Start of Available data

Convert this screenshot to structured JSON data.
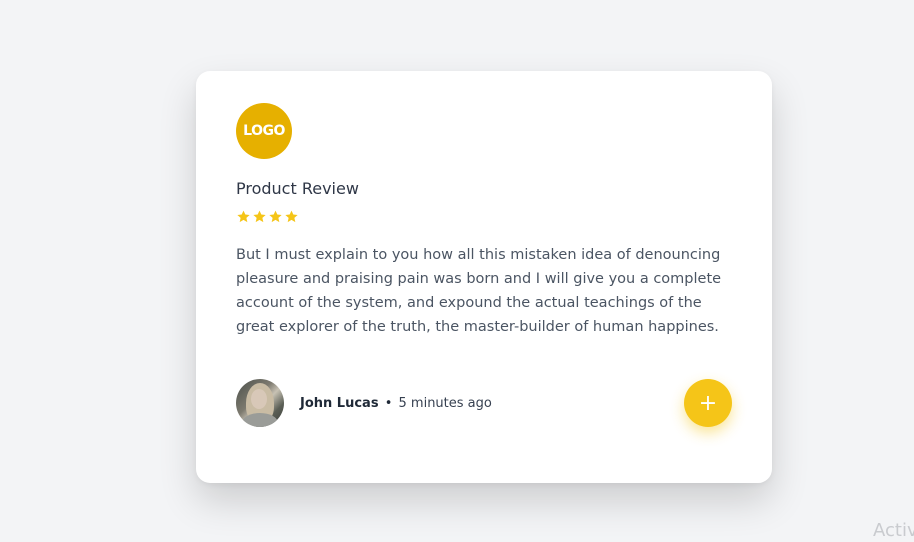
{
  "card": {
    "logo_text": "LOGO",
    "title": "Product Review",
    "rating": 4,
    "rating_max": 4,
    "body": "But I must explain to you how all this mistaken idea of denouncing pleasure and praising pain was born and I will give you a complete account of the system, and expound the actual teachings of the great explorer of the truth, the master-builder of human happines.",
    "author": {
      "name": "John Lucas",
      "separator": "•",
      "time": "5 minutes ago"
    },
    "fab_label": "+"
  },
  "watermark": "Activ",
  "colors": {
    "background": "#f3f4f6",
    "card": "#ffffff",
    "logo": "#e6b000",
    "star": "#f5c518",
    "fab": "#f5c518",
    "title": "#2f3747",
    "body": "#4b5563"
  },
  "icons": {
    "star": "star-icon",
    "fab": "plus-icon"
  }
}
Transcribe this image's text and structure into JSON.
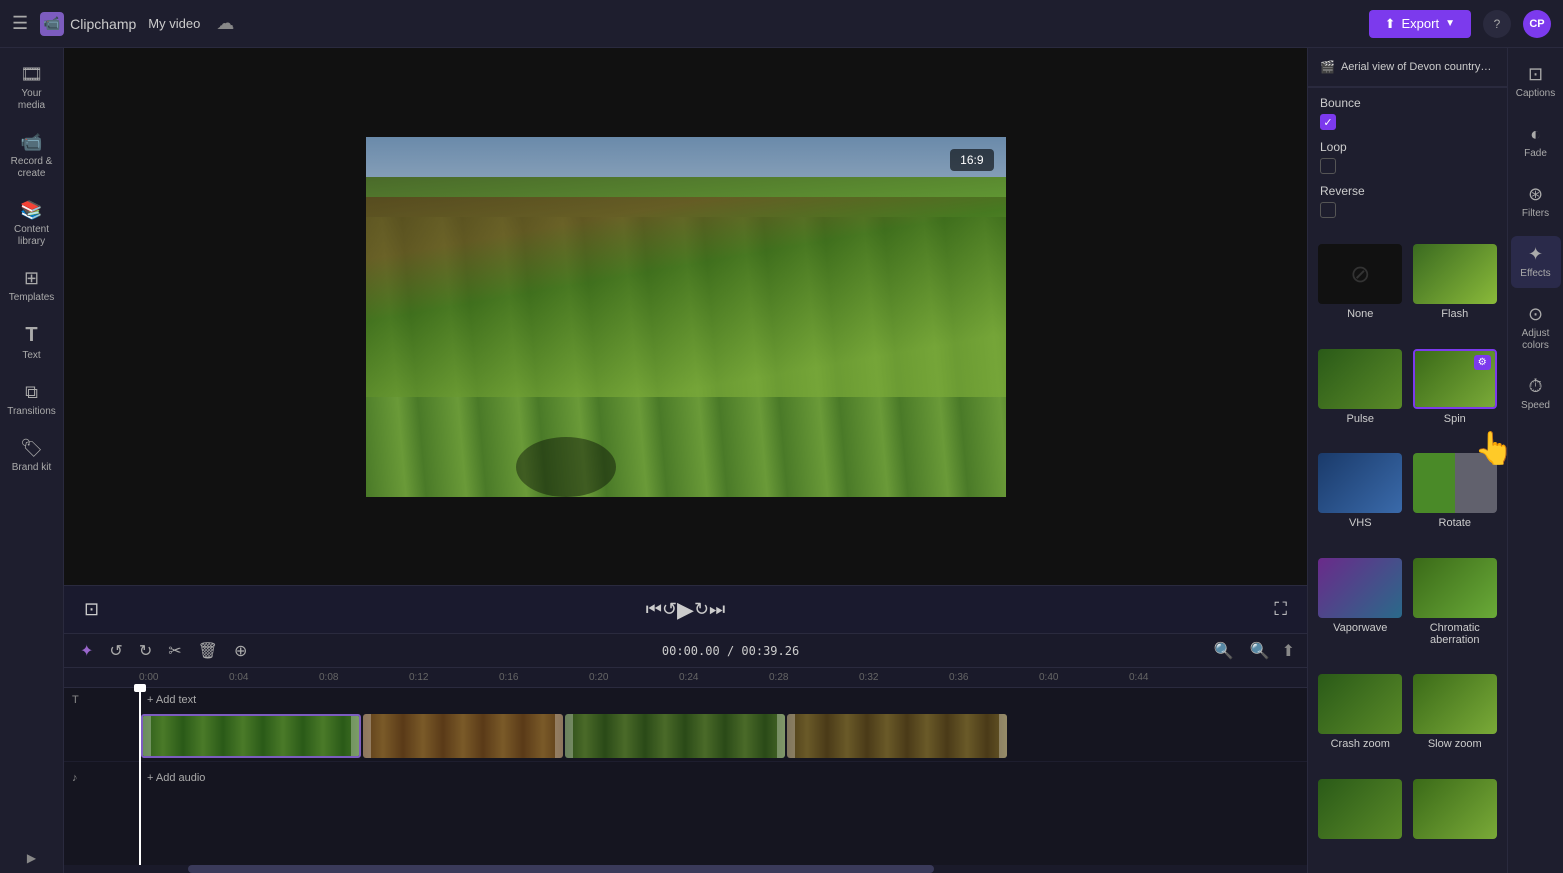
{
  "app": {
    "name": "Clipchamp",
    "title": "My video"
  },
  "topbar": {
    "export_label": "Export",
    "help_icon": "?",
    "avatar_initials": "CP"
  },
  "left_sidebar": {
    "items": [
      {
        "id": "your-media",
        "label": "Your media",
        "icon": "🎞"
      },
      {
        "id": "record-create",
        "label": "Record & create",
        "icon": "📹"
      },
      {
        "id": "content-library",
        "label": "Content library",
        "icon": "📚"
      },
      {
        "id": "templates",
        "label": "Templates",
        "icon": "⊞"
      },
      {
        "id": "text",
        "label": "Text",
        "icon": "T"
      },
      {
        "id": "transitions",
        "label": "Transitions",
        "icon": "⧉"
      },
      {
        "id": "brand-kit",
        "label": "Brand kit",
        "icon": "🏷"
      }
    ]
  },
  "preview": {
    "aspect_ratio": "16:9",
    "video_title": "Aerial view of Devon countryside"
  },
  "timeline": {
    "current_time": "00:00.00",
    "total_time": "00:39.26",
    "add_text_label": "+ Add text",
    "add_audio_label": "+ Add audio",
    "ruler_marks": [
      "0:00",
      "0:04",
      "0:08",
      "0:12",
      "0:16",
      "0:20",
      "0:24",
      "0:28",
      "0:32",
      "0:36",
      "0:40",
      "0:44"
    ]
  },
  "effects_panel": {
    "header": "Aerial view of Devon countryside",
    "items": [
      {
        "id": "none",
        "label": "None",
        "type": "none"
      },
      {
        "id": "flash",
        "label": "Flash",
        "type": "flash"
      },
      {
        "id": "pulse",
        "label": "Pulse",
        "type": "pulse"
      },
      {
        "id": "spin",
        "label": "Spin",
        "type": "spin",
        "selected": true
      },
      {
        "id": "vhs",
        "label": "VHS",
        "type": "vhs"
      },
      {
        "id": "rotate",
        "label": "Rotate",
        "type": "rotate"
      },
      {
        "id": "vaporwave",
        "label": "Vaporwave",
        "type": "vaporwave"
      },
      {
        "id": "chromatic",
        "label": "Chromatic aberration",
        "type": "chromatic"
      },
      {
        "id": "crashzoom",
        "label": "Crash zoom",
        "type": "crashzoom"
      },
      {
        "id": "slowzoom",
        "label": "Slow zoom",
        "type": "slowzoom"
      },
      {
        "id": "more1",
        "label": "",
        "type": "more1"
      },
      {
        "id": "more2",
        "label": "",
        "type": "more2"
      }
    ]
  },
  "bounce_loop": {
    "bounce_label": "Bounce",
    "bounce_checked": true,
    "loop_label": "Loop",
    "loop_checked": false,
    "reverse_label": "Reverse",
    "reverse_checked": false
  },
  "far_right": {
    "items": [
      {
        "id": "captions",
        "label": "Captions",
        "icon": "⊡"
      },
      {
        "id": "fade",
        "label": "Fade",
        "icon": "◐"
      },
      {
        "id": "filters",
        "label": "Filters",
        "icon": "⊛"
      },
      {
        "id": "effects",
        "label": "Effects",
        "icon": "✦"
      },
      {
        "id": "adjust-colors",
        "label": "Adjust colors",
        "icon": "⊙"
      },
      {
        "id": "speed",
        "label": "Speed",
        "icon": "⏱"
      }
    ]
  }
}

End of Available data

◆ Requirement: Reproduce all entries exactly. Pictures do not belong in the copy.

◆ Completed task:
Convert this screenshot to structured JSON data.
{
  "card": {
    "logo_text": "LOGO",
    "title": "Product Review",
    "rating": 4,
    "rating_max": 4,
    "body": "But I must explain to you how all this mistaken idea of denouncing pleasure and praising pain was born and I will give you a complete account of the system, and expound the actual teachings of the great explorer of the truth, the master-builder of human happines.",
    "author": {
      "name": "John Lucas",
      "separator": "•",
      "time": "5 minutes ago"
    },
    "fab_label": "+"
  },
  "watermark": "Activ",
  "colors": {
    "background": "#f3f4f6",
    "card": "#ffffff",
    "logo": "#e6b000",
    "star": "#f5c518",
    "fab": "#f5c518",
    "title": "#2f3747",
    "body": "#4b5563"
  },
  "icons": {
    "star": "star-icon",
    "fab": "plus-icon"
  }
}
Transcribe this image's text and structure into JSON.
{
  "app": {
    "name": "Clipchamp",
    "title": "My video"
  },
  "topbar": {
    "export_label": "Export",
    "help_icon": "?",
    "avatar_initials": "CP"
  },
  "left_sidebar": {
    "items": [
      {
        "id": "your-media",
        "label": "Your media",
        "icon": "🎞"
      },
      {
        "id": "record-create",
        "label": "Record & create",
        "icon": "📹"
      },
      {
        "id": "content-library",
        "label": "Content library",
        "icon": "📚"
      },
      {
        "id": "templates",
        "label": "Templates",
        "icon": "⊞"
      },
      {
        "id": "text",
        "label": "Text",
        "icon": "T"
      },
      {
        "id": "transitions",
        "label": "Transitions",
        "icon": "⧉"
      },
      {
        "id": "brand-kit",
        "label": "Brand kit",
        "icon": "🏷"
      }
    ]
  },
  "preview": {
    "aspect_ratio": "16:9",
    "video_title": "Aerial view of Devon countryside"
  },
  "timeline": {
    "current_time": "00:00.00",
    "total_time": "00:39.26",
    "add_text_label": "+ Add text",
    "add_audio_label": "+ Add audio",
    "ruler_marks": [
      "0:00",
      "0:04",
      "0:08",
      "0:12",
      "0:16",
      "0:20",
      "0:24",
      "0:28",
      "0:32",
      "0:36",
      "0:40",
      "0:44"
    ]
  },
  "effects_panel": {
    "header": "Aerial view of Devon countryside",
    "items": [
      {
        "id": "none",
        "label": "None",
        "type": "none"
      },
      {
        "id": "flash",
        "label": "Flash",
        "type": "flash"
      },
      {
        "id": "pulse",
        "label": "Pulse",
        "type": "pulse"
      },
      {
        "id": "spin",
        "label": "Spin",
        "type": "spin",
        "selected": true
      },
      {
        "id": "vhs",
        "label": "VHS",
        "type": "vhs"
      },
      {
        "id": "rotate",
        "label": "Rotate",
        "type": "rotate"
      },
      {
        "id": "vaporwave",
        "label": "Vaporwave",
        "type": "vaporwave"
      },
      {
        "id": "chromatic",
        "label": "Chromatic aberration",
        "type": "chromatic"
      },
      {
        "id": "crashzoom",
        "label": "Crash zoom",
        "type": "crashzoom"
      },
      {
        "id": "slowzoom",
        "label": "Slow zoom",
        "type": "slowzoom"
      },
      {
        "id": "more1",
        "label": "",
        "type": "more1"
      },
      {
        "id": "more2",
        "label": "",
        "type": "more2"
      }
    ]
  },
  "bounce_loop": {
    "bounce_label": "Bounce",
    "bounce_checked": true,
    "loop_label": "Loop",
    "loop_checked": false,
    "reverse_label": "Reverse",
    "reverse_checked": false
  },
  "far_right": {
    "items": [
      {
        "id": "captions",
        "label": "Captions",
        "icon": "⊡"
      },
      {
        "id": "fade",
        "label": "Fade",
        "icon": "◐"
      },
      {
        "id": "filters",
        "label": "Filters",
        "icon": "⊛"
      },
      {
        "id": "effects",
        "label": "Effects",
        "icon": "✦"
      },
      {
        "id": "adjust-colors",
        "label": "Adjust colors",
        "icon": "⊙"
      },
      {
        "id": "speed",
        "label": "Speed",
        "icon": "⏱"
      }
    ]
  }
}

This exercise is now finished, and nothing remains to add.